Here are my parameters:
Sex: Female
Age: Before 1990, sonny boy
Chosen Craft: Creeker: small fluid solo Play: Riot Disco, Riot Astro, Wavesport Siren Oar Rig: Sotar Legend. 
Color of said craft: yellow, black with silver racing stripes, orange, blue, and duck hunter tan
Avg. # of days on water a year: on track for 25-30 (most with my two kids <3 years old. Shows grit, doncha think?)
Favorite Class of water: w/o kids: 4, with: 2. Take your pick for statistical purposes.


----------



## grumpyrafter (Mar 15, 2010)

Here are my parameters:
Sex: M
Age: Born before 1990
Chosen Craft: 16ft kat & 11.5ft raft
Color of said craft: Blue & yellow
Avg. # of days on water a year: 30-40
Favorite Class of water: II-IV


----------



## ridecats (Aug 8, 2009)

M
before 1990
oar rig: double cat
grey
12
III-IV

Hey, what are your parameters for average? Over my entire lifetime, including twenty-three years before my first put-in?

Are you trying to make some statistical correlation between raft color and tolerance for risk?


----------



## arkriverrat (Apr 11, 2005)

ridecats said:


> M
> before 1990
> oar rig: double cat
> grey
> ...


Wow, thank you all for submitting, I really appreciate it! As far as correlation goes, it may be as simple as whether rafters or kayakers are more prone to waste their Fridays yapping on the buzz!  Have a great weekend all, and get on the river for me!
Tim
P.S. I will post what I come up with.


----------



## Wavetrain024 (Jul 10, 2011)

Male 
Before 90
16 foot Hyside oar rig with lots of beer
blue
15 give or take
III+ /IV


----------



## arkriverrat (Apr 11, 2005)

Thank you all for your help, and if anyone else wants to post it would be appreciated. I'll post again in a week or two after it is done.
Thanks again!
Tim


----------



## captishmael (Feb 8, 2008)

M
Before 1990, like way before
16 Ft Oar Rig mainly, but liking my 9 Ft Water Skeeter in Class II
Que Color? Rojo!
Fave Class III
Days 12-20, preference for 3-7 days at a time


----------



## arkriverrat (Apr 11, 2005)

*Here it is...*

Hi All, 
Thanks again for your help getting data, a few of you expressed interest in what I was going to do with it so here you go! This was just a little project to assess our understanding of the stats course we took. I did have to transform the data a little, if you listed more than one rig I took your days per year and divided it between the rigs. I also got some data from people I surveyed outside of the Buzz. Hope to see you all (or at least most of you) on the river!  
Cheers,
Tim


----------



## tanderson (Mar 26, 2010)

Manly man
Made in 1976...born in 1977
18 foot raft, 17.5 foot cougar cat, 22 foot snout
blue, red-white-blue, grey
days not enough (20-30)
favorite class of water. nothing too gnarley


----------



## Peelsauce (Jul 15, 2011)

Because I haven't seen any young guns on here...


Mountain Man 
After 1990
Creek and play, depends on the day (that rhymed)
Red Bromad and a red and black Project X 
75ish. Hopefully more. 
IV-V


----------
━━━━━━━━━━
[Stated exercise 1]
Answer these questions about the forum thread:
(a) What colors does grumpyrafter give for their craft?
(b) According to Tim's post headed "Here it is...", what was the project meant to assess?
(c) In that same post, how did Tim adjust the data for people who listed more than one rig?
[Stated exercise 2]
Reproduce the section of the forum thread starting at "Hey, what are" and ending at "tolerance for risk?".
━━━━━━━━━━
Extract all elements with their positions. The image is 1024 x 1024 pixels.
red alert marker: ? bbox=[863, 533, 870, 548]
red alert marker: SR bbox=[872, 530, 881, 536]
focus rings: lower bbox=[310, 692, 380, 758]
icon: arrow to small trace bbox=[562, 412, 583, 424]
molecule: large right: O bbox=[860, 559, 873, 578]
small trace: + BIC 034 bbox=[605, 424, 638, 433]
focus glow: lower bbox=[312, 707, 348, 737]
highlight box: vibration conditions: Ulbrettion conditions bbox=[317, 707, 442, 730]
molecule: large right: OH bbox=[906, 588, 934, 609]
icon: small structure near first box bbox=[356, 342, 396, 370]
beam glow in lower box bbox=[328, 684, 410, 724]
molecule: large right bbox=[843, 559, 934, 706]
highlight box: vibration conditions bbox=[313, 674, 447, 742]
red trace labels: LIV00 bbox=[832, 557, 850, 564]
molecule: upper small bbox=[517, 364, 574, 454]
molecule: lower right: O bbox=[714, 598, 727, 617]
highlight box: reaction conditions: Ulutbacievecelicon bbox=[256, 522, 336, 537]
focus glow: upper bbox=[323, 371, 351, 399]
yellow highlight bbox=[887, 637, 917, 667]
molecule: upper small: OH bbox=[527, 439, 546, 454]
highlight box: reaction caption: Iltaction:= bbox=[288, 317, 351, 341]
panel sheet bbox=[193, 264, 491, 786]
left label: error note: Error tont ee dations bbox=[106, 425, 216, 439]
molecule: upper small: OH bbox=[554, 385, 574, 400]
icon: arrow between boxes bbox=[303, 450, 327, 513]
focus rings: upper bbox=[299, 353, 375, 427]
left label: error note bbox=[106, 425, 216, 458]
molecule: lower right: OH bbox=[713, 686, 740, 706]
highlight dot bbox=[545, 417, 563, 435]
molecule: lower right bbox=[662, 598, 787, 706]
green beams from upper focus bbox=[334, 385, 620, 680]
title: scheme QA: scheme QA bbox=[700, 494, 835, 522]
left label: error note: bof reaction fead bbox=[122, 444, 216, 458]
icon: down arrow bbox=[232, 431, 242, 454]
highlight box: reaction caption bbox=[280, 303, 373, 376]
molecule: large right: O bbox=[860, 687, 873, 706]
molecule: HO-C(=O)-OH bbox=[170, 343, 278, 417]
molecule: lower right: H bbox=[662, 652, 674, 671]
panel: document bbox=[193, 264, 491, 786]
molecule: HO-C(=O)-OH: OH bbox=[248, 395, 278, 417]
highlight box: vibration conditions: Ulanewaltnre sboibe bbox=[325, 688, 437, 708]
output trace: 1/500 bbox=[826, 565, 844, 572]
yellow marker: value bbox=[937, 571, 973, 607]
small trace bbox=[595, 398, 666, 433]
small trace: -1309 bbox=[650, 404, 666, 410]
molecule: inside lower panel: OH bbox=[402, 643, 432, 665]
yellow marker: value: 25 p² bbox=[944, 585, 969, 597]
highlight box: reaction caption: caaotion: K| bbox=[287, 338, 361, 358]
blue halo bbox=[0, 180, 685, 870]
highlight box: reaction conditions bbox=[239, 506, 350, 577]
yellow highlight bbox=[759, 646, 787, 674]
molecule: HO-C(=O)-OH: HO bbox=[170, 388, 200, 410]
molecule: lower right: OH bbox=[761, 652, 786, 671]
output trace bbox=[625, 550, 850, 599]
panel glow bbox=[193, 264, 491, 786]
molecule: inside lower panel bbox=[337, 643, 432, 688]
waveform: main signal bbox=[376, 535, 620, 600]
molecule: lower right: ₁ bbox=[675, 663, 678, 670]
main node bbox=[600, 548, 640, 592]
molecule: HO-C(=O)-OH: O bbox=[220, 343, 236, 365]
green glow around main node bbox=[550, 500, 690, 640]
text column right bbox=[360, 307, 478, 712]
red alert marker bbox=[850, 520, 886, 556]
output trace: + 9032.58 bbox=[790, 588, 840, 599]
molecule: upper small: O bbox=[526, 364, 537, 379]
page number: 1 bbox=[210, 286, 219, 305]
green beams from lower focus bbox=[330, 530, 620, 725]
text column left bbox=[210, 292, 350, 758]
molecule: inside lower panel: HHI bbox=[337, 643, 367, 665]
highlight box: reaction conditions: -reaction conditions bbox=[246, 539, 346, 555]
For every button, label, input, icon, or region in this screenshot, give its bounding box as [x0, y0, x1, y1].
━━━━━━━━━━
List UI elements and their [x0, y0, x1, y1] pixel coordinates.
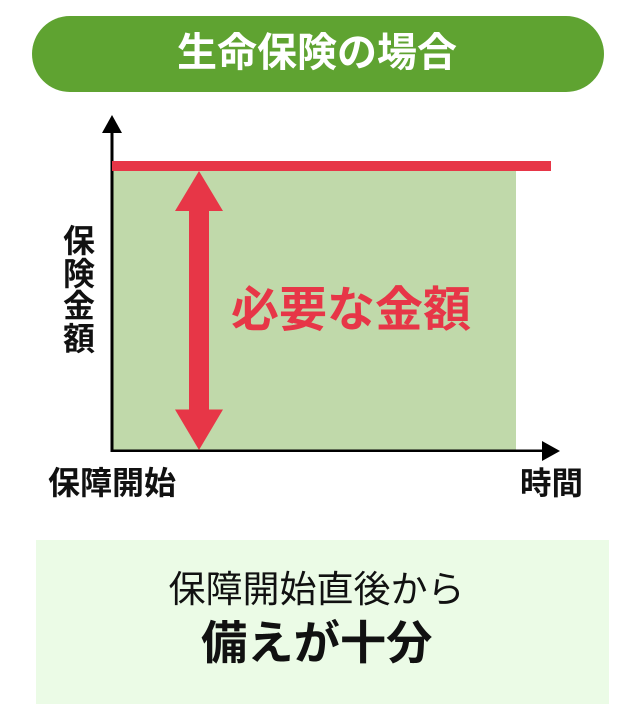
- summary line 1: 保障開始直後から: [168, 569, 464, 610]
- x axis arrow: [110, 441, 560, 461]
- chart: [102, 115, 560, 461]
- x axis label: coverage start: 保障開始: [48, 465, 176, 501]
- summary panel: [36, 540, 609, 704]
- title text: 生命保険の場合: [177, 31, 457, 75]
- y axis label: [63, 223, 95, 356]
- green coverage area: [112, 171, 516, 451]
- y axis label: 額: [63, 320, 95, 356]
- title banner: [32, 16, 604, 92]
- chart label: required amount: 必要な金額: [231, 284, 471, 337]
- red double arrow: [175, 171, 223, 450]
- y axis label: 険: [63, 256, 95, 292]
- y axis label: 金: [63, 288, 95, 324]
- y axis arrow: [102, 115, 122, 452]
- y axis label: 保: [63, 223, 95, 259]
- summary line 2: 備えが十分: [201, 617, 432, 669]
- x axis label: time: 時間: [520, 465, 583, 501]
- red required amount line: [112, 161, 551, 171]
━━━━━━━━━━
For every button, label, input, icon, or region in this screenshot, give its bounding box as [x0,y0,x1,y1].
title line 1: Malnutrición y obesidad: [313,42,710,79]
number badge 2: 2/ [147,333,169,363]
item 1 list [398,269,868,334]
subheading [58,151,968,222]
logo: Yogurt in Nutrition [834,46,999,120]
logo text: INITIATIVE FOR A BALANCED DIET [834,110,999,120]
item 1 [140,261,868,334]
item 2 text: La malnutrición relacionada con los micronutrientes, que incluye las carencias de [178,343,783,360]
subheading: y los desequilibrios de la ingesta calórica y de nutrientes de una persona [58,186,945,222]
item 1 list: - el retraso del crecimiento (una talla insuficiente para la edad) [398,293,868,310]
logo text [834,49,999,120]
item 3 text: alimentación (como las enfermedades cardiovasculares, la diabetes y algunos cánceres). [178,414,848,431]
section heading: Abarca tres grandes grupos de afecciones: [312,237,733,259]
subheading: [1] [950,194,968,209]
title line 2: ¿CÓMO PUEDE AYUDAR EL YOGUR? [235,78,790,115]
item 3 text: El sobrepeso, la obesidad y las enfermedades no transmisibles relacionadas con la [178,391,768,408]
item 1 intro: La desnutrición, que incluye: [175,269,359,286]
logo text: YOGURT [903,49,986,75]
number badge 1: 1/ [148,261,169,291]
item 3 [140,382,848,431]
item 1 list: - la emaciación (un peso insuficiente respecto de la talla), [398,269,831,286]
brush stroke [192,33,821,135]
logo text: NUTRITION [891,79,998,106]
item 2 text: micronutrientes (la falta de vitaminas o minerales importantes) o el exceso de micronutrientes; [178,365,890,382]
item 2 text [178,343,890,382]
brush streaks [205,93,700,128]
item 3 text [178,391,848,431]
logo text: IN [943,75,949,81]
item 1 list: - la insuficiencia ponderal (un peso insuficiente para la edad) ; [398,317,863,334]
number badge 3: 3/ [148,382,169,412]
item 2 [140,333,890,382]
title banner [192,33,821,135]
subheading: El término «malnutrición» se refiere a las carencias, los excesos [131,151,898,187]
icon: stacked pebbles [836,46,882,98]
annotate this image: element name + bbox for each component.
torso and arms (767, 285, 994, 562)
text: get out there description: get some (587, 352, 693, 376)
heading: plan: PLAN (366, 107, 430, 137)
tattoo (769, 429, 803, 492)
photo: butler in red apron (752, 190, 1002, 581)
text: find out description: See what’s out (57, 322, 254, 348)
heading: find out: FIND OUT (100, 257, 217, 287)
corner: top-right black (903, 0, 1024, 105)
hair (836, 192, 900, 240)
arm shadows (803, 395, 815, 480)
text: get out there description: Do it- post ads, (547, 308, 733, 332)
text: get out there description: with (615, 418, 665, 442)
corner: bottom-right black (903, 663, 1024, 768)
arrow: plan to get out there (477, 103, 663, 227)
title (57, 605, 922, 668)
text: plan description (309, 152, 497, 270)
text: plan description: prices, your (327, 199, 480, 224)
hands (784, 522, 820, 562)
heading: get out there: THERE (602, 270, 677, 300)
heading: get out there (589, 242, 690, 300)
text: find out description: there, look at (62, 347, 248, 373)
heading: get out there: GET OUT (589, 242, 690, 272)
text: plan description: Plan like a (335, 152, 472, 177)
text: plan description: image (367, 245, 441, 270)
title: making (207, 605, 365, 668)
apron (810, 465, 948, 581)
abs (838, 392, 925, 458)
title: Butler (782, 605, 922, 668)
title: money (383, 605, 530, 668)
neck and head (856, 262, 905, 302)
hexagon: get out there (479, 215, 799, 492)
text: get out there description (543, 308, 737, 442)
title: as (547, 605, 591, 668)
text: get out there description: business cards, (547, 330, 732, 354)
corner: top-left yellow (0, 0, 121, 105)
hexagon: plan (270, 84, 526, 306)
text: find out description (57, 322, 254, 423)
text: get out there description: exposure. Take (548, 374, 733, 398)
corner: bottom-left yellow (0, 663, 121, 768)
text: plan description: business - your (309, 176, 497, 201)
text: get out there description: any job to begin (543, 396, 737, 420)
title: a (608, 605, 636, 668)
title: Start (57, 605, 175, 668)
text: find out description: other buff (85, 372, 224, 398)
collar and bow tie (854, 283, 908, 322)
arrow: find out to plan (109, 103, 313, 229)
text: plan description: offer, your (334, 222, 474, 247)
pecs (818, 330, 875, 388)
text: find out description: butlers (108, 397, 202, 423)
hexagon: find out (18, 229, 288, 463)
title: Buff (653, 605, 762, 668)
━━━━━━━━━━
[Correct response 1]
(a) Blue and yellow.
(b) Their understanding of the stats course they took.
(c) He took those people's days per year and divided them between the rigs.

[Correct response 2]
Hey, what are your parameters for average? Over my entire lifetime, including twenty-three years before my first put-in?

Are you trying to make some statistical correlation between raft color and tolerance for risk?